**Set exercise:** Copy the text of the records below word for word, leaving out the pictures.
++++ Supplied records ++++
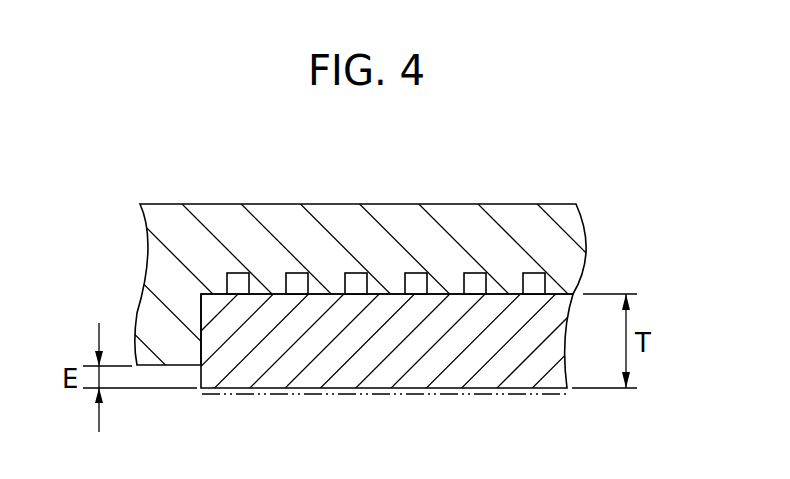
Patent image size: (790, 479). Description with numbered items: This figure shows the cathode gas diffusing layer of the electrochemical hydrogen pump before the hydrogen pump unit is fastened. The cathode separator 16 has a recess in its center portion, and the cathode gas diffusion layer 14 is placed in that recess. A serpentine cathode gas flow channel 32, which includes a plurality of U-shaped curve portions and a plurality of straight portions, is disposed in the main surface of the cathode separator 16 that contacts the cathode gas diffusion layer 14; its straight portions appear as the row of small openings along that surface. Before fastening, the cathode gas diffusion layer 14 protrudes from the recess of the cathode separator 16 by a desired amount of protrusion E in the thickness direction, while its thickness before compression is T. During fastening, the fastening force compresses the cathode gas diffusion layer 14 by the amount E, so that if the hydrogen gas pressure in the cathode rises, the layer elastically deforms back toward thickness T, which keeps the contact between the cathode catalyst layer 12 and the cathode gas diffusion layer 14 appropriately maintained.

The cathode catalyst layer 12 is at (202, 394).
The cathode gas diffusion layer 14 is at (576, 326).
The cathode separator 16 is at (336, 214).
The cathode gas flow channel 32 is at (475, 280).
++++
**Result of this task:**
Patent image size: (790, 479). Description with numbered items: This figure shows the cathode gas diffusing layer of the electrochemical hydrogen pump before the hydrogen pump unit is fastened. The cathode separator 16 has a recess in its center portion, and the cathode gas diffusion layer 14 is placed in that recess. A serpentine cathode gas flow channel 32, which includes a plurality of U-shaped curve portions and a plurality of straight portions, is disposed in the main surface of the cathode separator 16 that contacts the cathode gas diffusion layer 14; its straight portions appear as the row of small openings along that surface. Before fastening, the cathode gas diffusion layer 14 protrudes from the recess of the cathode separator 16 by a desired amount of protrusion E in the thickness direction, while its thickness before compression is T. During fastening, the fastening force compresses the cathode gas diffusion layer 14 by the amount E, so that if the hydrogen gas pressure in the cathode rises, the layer elastically deforms back toward thickness T, which keeps the contact between the cathode catalyst layer 12 and the cathode gas diffusion layer 14 appropriately maintained.

The cathode catalyst layer 12 is at (202, 394).
The cathode gas diffusion layer 14 is at (576, 326).
The cathode separator 16 is at (336, 214).
The cathode gas flow channel 32 is at (475, 280).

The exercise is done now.